◆ **EXERCISE TASK**
Write out the material again exactly, please, and omit the pictures.

◆ **LISTED RECORDS**
══════
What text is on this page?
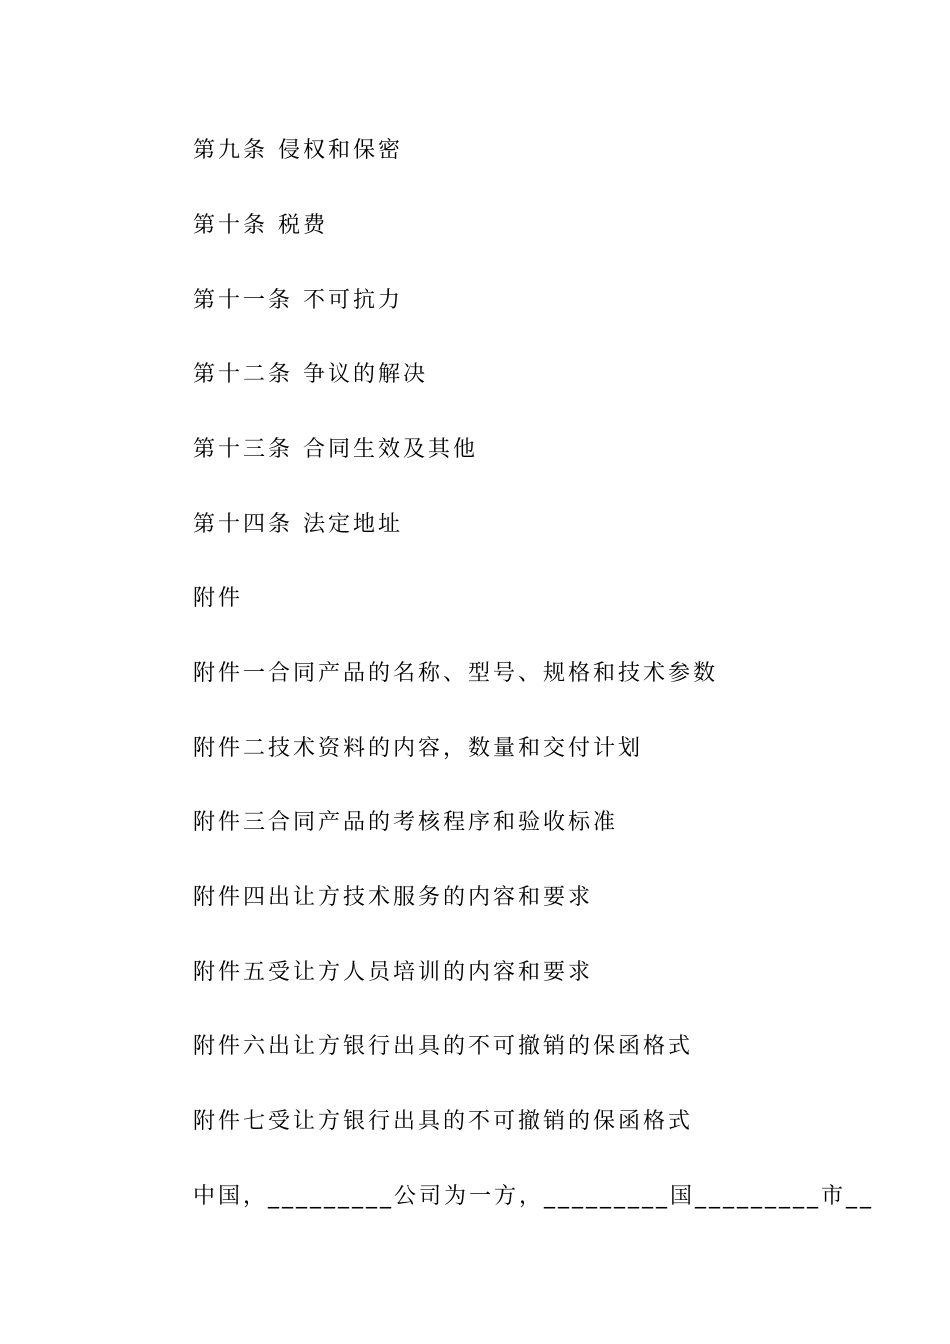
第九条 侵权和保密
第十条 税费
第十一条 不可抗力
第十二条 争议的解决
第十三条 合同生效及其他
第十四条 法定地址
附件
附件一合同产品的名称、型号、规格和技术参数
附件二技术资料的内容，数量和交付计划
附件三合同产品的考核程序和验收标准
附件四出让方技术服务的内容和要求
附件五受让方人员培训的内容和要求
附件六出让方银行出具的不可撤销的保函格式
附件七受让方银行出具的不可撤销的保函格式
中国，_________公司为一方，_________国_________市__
══════
◆ **EXPECTED ANSWER**
What text is on this page?
第九条 侵权和保密
第十条 税费
第十一条 不可抗力
第十二条 争议的解决
第十三条 合同生效及其他
第十四条 法定地址
附件
附件一合同产品的名称、型号、规格和技术参数
附件二技术资料的内容，数量和交付计划
附件三合同产品的考核程序和验收标准
附件四出让方技术服务的内容和要求
附件五受让方人员培训的内容和要求
附件六出让方银行出具的不可撤销的保函格式
附件七受让方银行出具的不可撤销的保函格式
中国，_________公司为一方，_________国_________市__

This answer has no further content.